◆ **Directions for this task**:
Below is a listing; copy all of it exactly.

◆ **Supplied records**:
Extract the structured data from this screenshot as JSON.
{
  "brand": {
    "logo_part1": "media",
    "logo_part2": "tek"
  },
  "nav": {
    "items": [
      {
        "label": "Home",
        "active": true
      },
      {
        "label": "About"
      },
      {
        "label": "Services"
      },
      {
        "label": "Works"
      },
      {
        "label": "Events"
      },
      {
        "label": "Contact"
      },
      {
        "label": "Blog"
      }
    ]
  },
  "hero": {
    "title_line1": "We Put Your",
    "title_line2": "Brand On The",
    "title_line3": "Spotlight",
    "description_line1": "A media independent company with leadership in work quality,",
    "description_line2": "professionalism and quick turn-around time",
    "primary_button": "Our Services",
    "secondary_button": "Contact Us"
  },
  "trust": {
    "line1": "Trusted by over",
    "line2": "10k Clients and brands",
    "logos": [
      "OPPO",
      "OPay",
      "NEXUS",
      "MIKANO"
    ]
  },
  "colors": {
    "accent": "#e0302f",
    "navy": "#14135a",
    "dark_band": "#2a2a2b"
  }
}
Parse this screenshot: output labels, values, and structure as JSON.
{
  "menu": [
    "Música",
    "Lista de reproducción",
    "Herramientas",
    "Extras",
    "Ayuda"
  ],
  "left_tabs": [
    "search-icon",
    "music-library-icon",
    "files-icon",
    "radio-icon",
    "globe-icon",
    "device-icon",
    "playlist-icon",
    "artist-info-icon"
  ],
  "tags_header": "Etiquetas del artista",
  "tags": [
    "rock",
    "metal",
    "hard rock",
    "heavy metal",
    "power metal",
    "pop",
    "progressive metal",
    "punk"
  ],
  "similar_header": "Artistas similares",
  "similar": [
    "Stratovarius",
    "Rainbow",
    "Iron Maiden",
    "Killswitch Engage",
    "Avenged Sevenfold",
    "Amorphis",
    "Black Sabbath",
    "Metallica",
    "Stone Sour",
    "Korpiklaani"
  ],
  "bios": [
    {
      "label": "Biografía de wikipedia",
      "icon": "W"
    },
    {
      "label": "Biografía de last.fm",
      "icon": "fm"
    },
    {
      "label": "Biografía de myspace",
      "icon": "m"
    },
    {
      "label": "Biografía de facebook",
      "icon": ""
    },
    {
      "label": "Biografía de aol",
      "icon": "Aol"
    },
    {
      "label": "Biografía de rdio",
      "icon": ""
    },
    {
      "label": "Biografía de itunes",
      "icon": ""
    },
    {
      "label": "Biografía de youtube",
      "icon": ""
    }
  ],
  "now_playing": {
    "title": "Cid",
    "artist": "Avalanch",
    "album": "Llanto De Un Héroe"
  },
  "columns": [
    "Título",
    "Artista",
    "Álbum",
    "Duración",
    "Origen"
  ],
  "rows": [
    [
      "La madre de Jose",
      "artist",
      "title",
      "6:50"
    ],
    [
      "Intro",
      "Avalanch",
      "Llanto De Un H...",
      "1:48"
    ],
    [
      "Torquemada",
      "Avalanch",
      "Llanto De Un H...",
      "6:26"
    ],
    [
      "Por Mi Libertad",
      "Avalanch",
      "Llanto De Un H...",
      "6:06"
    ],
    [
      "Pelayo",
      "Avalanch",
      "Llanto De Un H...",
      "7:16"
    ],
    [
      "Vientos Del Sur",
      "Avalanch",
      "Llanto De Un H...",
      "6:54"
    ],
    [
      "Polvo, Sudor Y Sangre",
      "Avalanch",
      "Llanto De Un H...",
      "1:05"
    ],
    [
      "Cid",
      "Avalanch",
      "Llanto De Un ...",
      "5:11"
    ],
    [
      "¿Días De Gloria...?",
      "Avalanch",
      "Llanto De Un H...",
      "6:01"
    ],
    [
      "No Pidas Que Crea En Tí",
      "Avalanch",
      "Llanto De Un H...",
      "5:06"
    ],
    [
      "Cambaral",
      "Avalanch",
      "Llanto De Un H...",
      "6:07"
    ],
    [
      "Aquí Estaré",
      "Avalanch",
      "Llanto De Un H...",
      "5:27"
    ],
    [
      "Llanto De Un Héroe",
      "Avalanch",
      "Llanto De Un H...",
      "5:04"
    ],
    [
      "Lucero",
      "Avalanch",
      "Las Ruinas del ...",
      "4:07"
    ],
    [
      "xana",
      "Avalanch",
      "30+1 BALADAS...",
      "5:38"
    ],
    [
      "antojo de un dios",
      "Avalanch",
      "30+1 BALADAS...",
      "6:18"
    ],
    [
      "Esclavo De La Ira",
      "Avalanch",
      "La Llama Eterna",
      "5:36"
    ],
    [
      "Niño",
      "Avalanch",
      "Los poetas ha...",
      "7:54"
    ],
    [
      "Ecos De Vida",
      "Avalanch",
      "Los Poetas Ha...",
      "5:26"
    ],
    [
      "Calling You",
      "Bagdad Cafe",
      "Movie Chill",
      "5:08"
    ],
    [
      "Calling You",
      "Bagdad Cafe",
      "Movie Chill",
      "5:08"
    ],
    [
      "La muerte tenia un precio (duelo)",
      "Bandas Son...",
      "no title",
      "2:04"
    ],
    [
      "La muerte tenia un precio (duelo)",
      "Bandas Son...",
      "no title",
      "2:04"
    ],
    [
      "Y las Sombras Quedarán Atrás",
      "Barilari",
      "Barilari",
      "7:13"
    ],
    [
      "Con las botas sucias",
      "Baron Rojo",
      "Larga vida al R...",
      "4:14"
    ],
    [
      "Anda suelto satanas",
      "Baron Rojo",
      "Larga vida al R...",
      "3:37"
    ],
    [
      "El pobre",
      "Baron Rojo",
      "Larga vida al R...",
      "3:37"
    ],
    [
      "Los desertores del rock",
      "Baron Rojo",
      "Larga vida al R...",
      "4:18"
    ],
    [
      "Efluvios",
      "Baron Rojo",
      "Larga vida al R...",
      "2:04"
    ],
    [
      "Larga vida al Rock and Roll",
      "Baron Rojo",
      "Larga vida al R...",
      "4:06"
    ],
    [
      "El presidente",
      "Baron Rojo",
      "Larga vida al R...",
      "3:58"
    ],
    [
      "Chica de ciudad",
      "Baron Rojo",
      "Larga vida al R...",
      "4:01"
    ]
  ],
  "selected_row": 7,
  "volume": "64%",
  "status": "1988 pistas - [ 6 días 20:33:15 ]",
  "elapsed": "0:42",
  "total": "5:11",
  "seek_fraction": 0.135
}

◆ **The completed task**:
Extract the structured data from this screenshot as JSON.
{
  "brand": {
    "logo_part1": "media",
    "logo_part2": "tek"
  },
  "nav": {
    "items": [
      {
        "label": "Home",
        "active": true
      },
      {
        "label": "About"
      },
      {
        "label": "Services"
      },
      {
        "label": "Works"
      },
      {
        "label": "Events"
      },
      {
        "label": "Contact"
      },
      {
        "label": "Blog"
      }
    ]
  },
  "hero": {
    "title_line1": "We Put Your",
    "title_line2": "Brand On The",
    "title_line3": "Spotlight",
    "description_line1": "A media independent company with leadership in work quality,",
    "description_line2": "professionalism and quick turn-around time",
    "primary_button": "Our Services",
    "secondary_button": "Contact Us"
  },
  "trust": {
    "line1": "Trusted by over",
    "line2": "10k Clients and brands",
    "logos": [
      "OPPO",
      "OPay",
      "NEXUS",
      "MIKANO"
    ]
  },
  "colors": {
    "accent": "#e0302f",
    "navy": "#14135a",
    "dark_band": "#2a2a2b"
  }
}
Parse this screenshot: output labels, values, and structure as JSON.
{
  "menu": [
    "Música",
    "Lista de reproducción",
    "Herramientas",
    "Extras",
    "Ayuda"
  ],
  "left_tabs": [
    "search-icon",
    "music-library-icon",
    "files-icon",
    "radio-icon",
    "globe-icon",
    "device-icon",
    "playlist-icon",
    "artist-info-icon"
  ],
  "tags_header": "Etiquetas del artista",
  "tags": [
    "rock",
    "metal",
    "hard rock",
    "heavy metal",
    "power metal",
    "pop",
    "progressive metal",
    "punk"
  ],
  "similar_header": "Artistas similares",
  "similar": [
    "Stratovarius",
    "Rainbow",
    "Iron Maiden",
    "Killswitch Engage",
    "Avenged Sevenfold",
    "Amorphis",
    "Black Sabbath",
    "Metallica",
    "Stone Sour",
    "Korpiklaani"
  ],
  "bios": [
    {
      "label": "Biografía de wikipedia",
      "icon": "W"
    },
    {
      "label": "Biografía de last.fm",
      "icon": "fm"
    },
    {
      "label": "Biografía de myspace",
      "icon": "m"
    },
    {
      "label": "Biografía de facebook",
      "icon": ""
    },
    {
      "label": "Biografía de aol",
      "icon": "Aol"
    },
    {
      "label": "Biografía de rdio",
      "icon": ""
    },
    {
      "label": "Biografía de itunes",
      "icon": ""
    },
    {
      "label": "Biografía de youtube",
      "icon": ""
    }
  ],
  "now_playing": {
    "title": "Cid",
    "artist": "Avalanch",
    "album": "Llanto De Un Héroe"
  },
  "columns": [
    "Título",
    "Artista",
    "Álbum",
    "Duración",
    "Origen"
  ],
  "rows": [
    [
      "La madre de Jose",
      "artist",
      "title",
      "6:50"
    ],
    [
      "Intro",
      "Avalanch",
      "Llanto De Un H...",
      "1:48"
    ],
    [
      "Torquemada",
      "Avalanch",
      "Llanto De Un H...",
      "6:26"
    ],
    [
      "Por Mi Libertad",
      "Avalanch",
      "Llanto De Un H...",
      "6:06"
    ],
    [
      "Pelayo",
      "Avalanch",
      "Llanto De Un H...",
      "7:16"
    ],
    [
      "Vientos Del Sur",
      "Avalanch",
      "Llanto De Un H...",
      "6:54"
    ],
    [
      "Polvo, Sudor Y Sangre",
      "Avalanch",
      "Llanto De Un H...",
      "1:05"
    ],
    [
      "Cid",
      "Avalanch",
      "Llanto De Un ...",
      "5:11"
    ],
    [
      "¿Días De Gloria...?",
      "Avalanch",
      "Llanto De Un H...",
      "6:01"
    ],
    [
      "No Pidas Que Crea En Tí",
      "Avalanch",
      "Llanto De Un H...",
      "5:06"
    ],
    [
      "Cambaral",
      "Avalanch",
      "Llanto De Un H...",
      "6:07"
    ],
    [
      "Aquí Estaré",
      "Avalanch",
      "Llanto De Un H...",
      "5:27"
    ],
    [
      "Llanto De Un Héroe",
      "Avalanch",
      "Llanto De Un H...",
      "5:04"
    ],
    [
      "Lucero",
      "Avalanch",
      "Las Ruinas del ...",
      "4:07"
    ],
    [
      "xana",
      "Avalanch",
      "30+1 BALADAS...",
      "5:38"
    ],
    [
      "antojo de un dios",
      "Avalanch",
      "30+1 BALADAS...",
      "6:18"
    ],
    [
      "Esclavo De La Ira",
      "Avalanch",
      "La Llama Eterna",
      "5:36"
    ],
    [
      "Niño",
      "Avalanch",
      "Los poetas ha...",
      "7:54"
    ],
    [
      "Ecos De Vida",
      "Avalanch",
      "Los Poetas Ha...",
      "5:26"
    ],
    [
      "Calling You",
      "Bagdad Cafe",
      "Movie Chill",
      "5:08"
    ],
    [
      "Calling You",
      "Bagdad Cafe",
      "Movie Chill",
      "5:08"
    ],
    [
      "La muerte tenia un precio (duelo)",
      "Bandas Son...",
      "no title",
      "2:04"
    ],
    [
      "La muerte tenia un precio (duelo)",
      "Bandas Son...",
      "no title",
      "2:04"
    ],
    [
      "Y las Sombras Quedarán Atrás",
      "Barilari",
      "Barilari",
      "7:13"
    ],
    [
      "Con las botas sucias",
      "Baron Rojo",
      "Larga vida al R...",
      "4:14"
    ],
    [
      "Anda suelto satanas",
      "Baron Rojo",
      "Larga vida al R...",
      "3:37"
    ],
    [
      "El pobre",
      "Baron Rojo",
      "Larga vida al R...",
      "3:37"
    ],
    [
      "Los desertores del rock",
      "Baron Rojo",
      "Larga vida al R...",
      "4:18"
    ],
    [
      "Efluvios",
      "Baron Rojo",
      "Larga vida al R...",
      "2:04"
    ],
    [
      "Larga vida al Rock and Roll",
      "Baron Rojo",
      "Larga vida al R...",
      "4:06"
    ],
    [
      "El presidente",
      "Baron Rojo",
      "Larga vida al R...",
      "3:58"
    ],
    [
      "Chica de ciudad",
      "Baron Rojo",
      "Larga vida al R...",
      "4:01"
    ]
  ],
  "selected_row": 7,
  "volume": "64%",
  "status": "1988 pistas - [ 6 días 20:33:15 ]",
  "elapsed": "0:42",
  "total": "5:11",
  "seek_fraction": 0.135
}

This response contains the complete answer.